What is being asked:
The listing below should be printed exactly, every line of it. Skip the pictures.
··· Material shown
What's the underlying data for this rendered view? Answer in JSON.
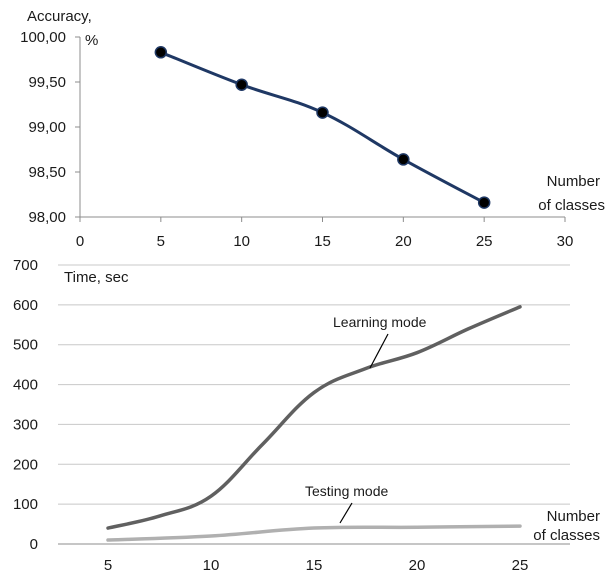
{
  "chart_data": [
    {
      "type": "line",
      "ylabel_lines": [
        "Accuracy,",
        "%"
      ],
      "xlabel_lines": [
        "Number",
        "of classes"
      ],
      "xlim": [
        0,
        30
      ],
      "ylim": [
        98,
        100
      ],
      "xticks": [
        0,
        5,
        10,
        15,
        20,
        25,
        30
      ],
      "xtick_labels": [
        "0",
        "5",
        "10",
        "15",
        "20",
        "25",
        "30"
      ],
      "yticks": [
        98,
        98.5,
        99,
        99.5,
        100
      ],
      "ytick_labels": [
        "98,00",
        "98,50",
        "99,00",
        "99,50",
        "100,00"
      ],
      "grid": false,
      "color": "#1f3864",
      "series": [
        {
          "x": [
            5,
            10,
            15,
            20,
            25
          ],
          "y": [
            99.83,
            99.47,
            99.16,
            98.64,
            98.16
          ]
        }
      ]
    },
    {
      "type": "line",
      "ylabel": "Time, sec",
      "xlabel_lines": [
        "Number",
        "of classes"
      ],
      "xlim": [
        5,
        25
      ],
      "ylim": [
        0,
        700
      ],
      "xticks": [
        5,
        10,
        15,
        20,
        25
      ],
      "xtick_labels": [
        "5",
        "10",
        "15",
        "20",
        "25"
      ],
      "yticks": [
        0,
        100,
        200,
        300,
        400,
        500,
        600,
        700
      ],
      "ytick_labels": [
        "0",
        "100",
        "200",
        "300",
        "400",
        "500",
        "600",
        "700"
      ],
      "grid": true,
      "series": [
        {
          "name": "Learning mode",
          "color": "#606060",
          "x": [
            5,
            7.5,
            10,
            12.5,
            15,
            17.5,
            20,
            22.5,
            25
          ],
          "y": [
            40,
            70,
            120,
            250,
            380,
            440,
            480,
            540,
            595
          ]
        },
        {
          "name": "Testing mode",
          "color": "#b0b0b0",
          "x": [
            5,
            10,
            15,
            20,
            25
          ],
          "y": [
            10,
            20,
            40,
            42,
            45
          ]
        }
      ]
    }
  ]
}
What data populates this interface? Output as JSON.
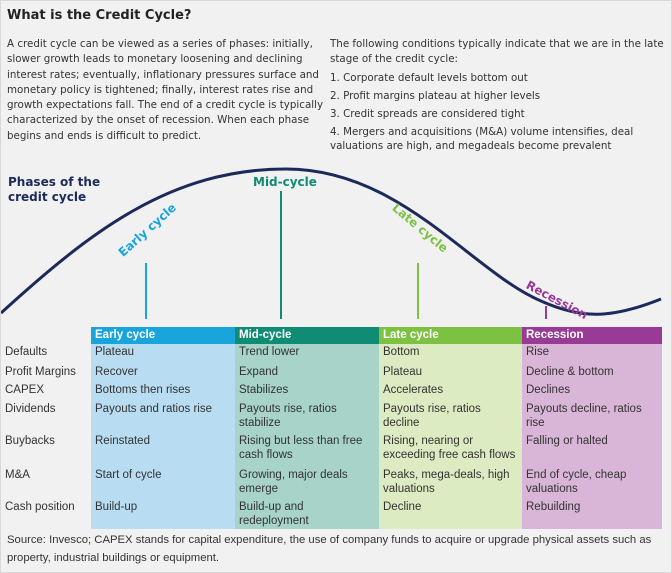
{
  "title": "What is the Credit Cycle?",
  "intro": "A credit cycle can be viewed as a series of phases: initially, slower growth leads to monetary loosening and declining interest rates; eventually, inflationary pressures surface and monetary policy is tightened; finally, interest rates rise and growth expectations fall. The end of a credit cycle is typically characterized by the onset of recession. When each phase begins and ends is difficult to predict.",
  "conditions": {
    "lead": "The following conditions typically indicate that we are in the late stage of the credit cycle:",
    "items": [
      "1. Corporate default levels bottom out",
      "2. Profit margins plateau at higher levels",
      "3. Credit spreads are considered tight",
      "4. Mergers and acquisitions (M&A) volume intensifies, deal valuations are high, and megadeals become prevalent"
    ]
  },
  "diagram": {
    "title": "Phases of the credit cycle",
    "phases": [
      {
        "label": "Early cycle",
        "color": "#19a4dc"
      },
      {
        "label": "Mid-cycle",
        "color": "#108b74"
      },
      {
        "label": "Late cycle",
        "color": "#7dc143"
      },
      {
        "label": "Recession",
        "color": "#993b96"
      }
    ],
    "curve_color": "#1c2a5a"
  },
  "table": {
    "headers": [
      "Early cycle",
      "Mid-cycle",
      "Late cycle",
      "Recession"
    ],
    "rows": [
      {
        "label": "Defaults",
        "cells": [
          "Plateau",
          "Trend lower",
          "Bottom",
          "Rise"
        ]
      },
      {
        "label": "Profit Margins",
        "cells": [
          "Recover",
          "Expand",
          "Plateau",
          "Decline & bottom"
        ]
      },
      {
        "label": "CAPEX",
        "cells": [
          "Bottoms then rises",
          "Stabilizes",
          "Accelerates",
          "Declines"
        ]
      },
      {
        "label": "Dividends",
        "cells": [
          "Payouts and ratios rise",
          "Payouts rise, ratios stabilize",
          "Payouts rise, ratios decline",
          "Payouts decline, ratios rise"
        ]
      },
      {
        "label": "Buybacks",
        "cells": [
          "Reinstated",
          "Rising but less than free cash flows",
          "Rising, nearing or exceeding free cash flows",
          "Falling or halted"
        ]
      },
      {
        "label": "M&A",
        "cells": [
          "Start of cycle",
          "Growing, major deals emerge",
          "Peaks, mega-deals, high valuations",
          "End of cycle, cheap valuations"
        ]
      },
      {
        "label": "Cash position",
        "cells": [
          "Build-up",
          "Build-up and redeployment",
          "Decline",
          "Rebuilding"
        ]
      }
    ]
  },
  "footnote": "Source: Invesco; CAPEX stands for capital expenditure, the use of company funds to acquire or upgrade physical assets such as property, industrial buildings or equipment."
}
······
Answer in full:
What's the underlying data for this rendered view? Answer in JSON.
{
  "chart_data": [
    {
      "type": "line",
      "ylabel_lines": [
        "Accuracy,",
        "%"
      ],
      "xlabel_lines": [
        "Number",
        "of classes"
      ],
      "xlim": [
        0,
        30
      ],
      "ylim": [
        98,
        100
      ],
      "xticks": [
        0,
        5,
        10,
        15,
        20,
        25,
        30
      ],
      "xtick_labels": [
        "0",
        "5",
        "10",
        "15",
        "20",
        "25",
        "30"
      ],
      "yticks": [
        98,
        98.5,
        99,
        99.5,
        100
      ],
      "ytick_labels": [
        "98,00",
        "98,50",
        "99,00",
        "99,50",
        "100,00"
      ],
      "grid": false,
      "color": "#1f3864",
      "series": [
        {
          "x": [
            5,
            10,
            15,
            20,
            25
          ],
          "y": [
            99.83,
            99.47,
            99.16,
            98.64,
            98.16
          ]
        }
      ]
    },
    {
      "type": "line",
      "ylabel": "Time, sec",
      "xlabel_lines": [
        "Number",
        "of classes"
      ],
      "xlim": [
        5,
        25
      ],
      "ylim": [
        0,
        700
      ],
      "xticks": [
        5,
        10,
        15,
        20,
        25
      ],
      "xtick_labels": [
        "5",
        "10",
        "15",
        "20",
        "25"
      ],
      "yticks": [
        0,
        100,
        200,
        300,
        400,
        500,
        600,
        700
      ],
      "ytick_labels": [
        "0",
        "100",
        "200",
        "300",
        "400",
        "500",
        "600",
        "700"
      ],
      "grid": true,
      "series": [
        {
          "name": "Learning mode",
          "color": "#606060",
          "x": [
            5,
            7.5,
            10,
            12.5,
            15,
            17.5,
            20,
            22.5,
            25
          ],
          "y": [
            40,
            70,
            120,
            250,
            380,
            440,
            480,
            540,
            595
          ]
        },
        {
          "name": "Testing mode",
          "color": "#b0b0b0",
          "x": [
            5,
            10,
            15,
            20,
            25
          ],
          "y": [
            10,
            20,
            40,
            42,
            45
          ]
        }
      ]
    }
  ]
}
What data populates this interface? Output as JSON.
{
  "title": "What is the Credit Cycle?",
  "intro": "A credit cycle can be viewed as a series of phases: initially, slower growth leads to monetary loosening and declining interest rates; eventually, inflationary pressures surface and monetary policy is tightened; finally, interest rates rise and growth expectations fall. The end of a credit cycle is typically characterized by the onset of recession. When each phase begins and ends is difficult to predict.",
  "conditions": {
    "lead": "The following conditions typically indicate that we are in the late stage of the credit cycle:",
    "items": [
      "1. Corporate default levels bottom out",
      "2. Profit margins plateau at higher levels",
      "3. Credit spreads are considered tight",
      "4. Mergers and acquisitions (M&A) volume intensifies, deal valuations are high, and megadeals become prevalent"
    ]
  },
  "diagram": {
    "title": "Phases of the credit cycle",
    "phases": [
      {
        "label": "Early cycle",
        "color": "#19a4dc"
      },
      {
        "label": "Mid-cycle",
        "color": "#108b74"
      },
      {
        "label": "Late cycle",
        "color": "#7dc143"
      },
      {
        "label": "Recession",
        "color": "#993b96"
      }
    ],
    "curve_color": "#1c2a5a"
  },
  "table": {
    "headers": [
      "Early cycle",
      "Mid-cycle",
      "Late cycle",
      "Recession"
    ],
    "rows": [
      {
        "label": "Defaults",
        "cells": [
          "Plateau",
          "Trend lower",
          "Bottom",
          "Rise"
        ]
      },
      {
        "label": "Profit Margins",
        "cells": [
          "Recover",
          "Expand",
          "Plateau",
          "Decline & bottom"
        ]
      },
      {
        "label": "CAPEX",
        "cells": [
          "Bottoms then rises",
          "Stabilizes",
          "Accelerates",
          "Declines"
        ]
      },
      {
        "label": "Dividends",
        "cells": [
          "Payouts and ratios rise",
          "Payouts rise, ratios stabilize",
          "Payouts rise, ratios decline",
          "Payouts decline, ratios rise"
        ]
      },
      {
        "label": "Buybacks",
        "cells": [
          "Reinstated",
          "Rising but less than free cash flows",
          "Rising, nearing or exceeding free cash flows",
          "Falling or halted"
        ]
      },
      {
        "label": "M&A",
        "cells": [
          "Start of cycle",
          "Growing, major deals emerge",
          "Peaks, mega-deals, high valuations",
          "End of cycle, cheap valuations"
        ]
      },
      {
        "label": "Cash position",
        "cells": [
          "Build-up",
          "Build-up and redeployment",
          "Decline",
          "Rebuilding"
        ]
      }
    ]
  },
  "footnote": "Source: Invesco; CAPEX stands for capital expenditure, the use of company funds to acquire or upgrade physical assets such as property, industrial buildings or equipment."
}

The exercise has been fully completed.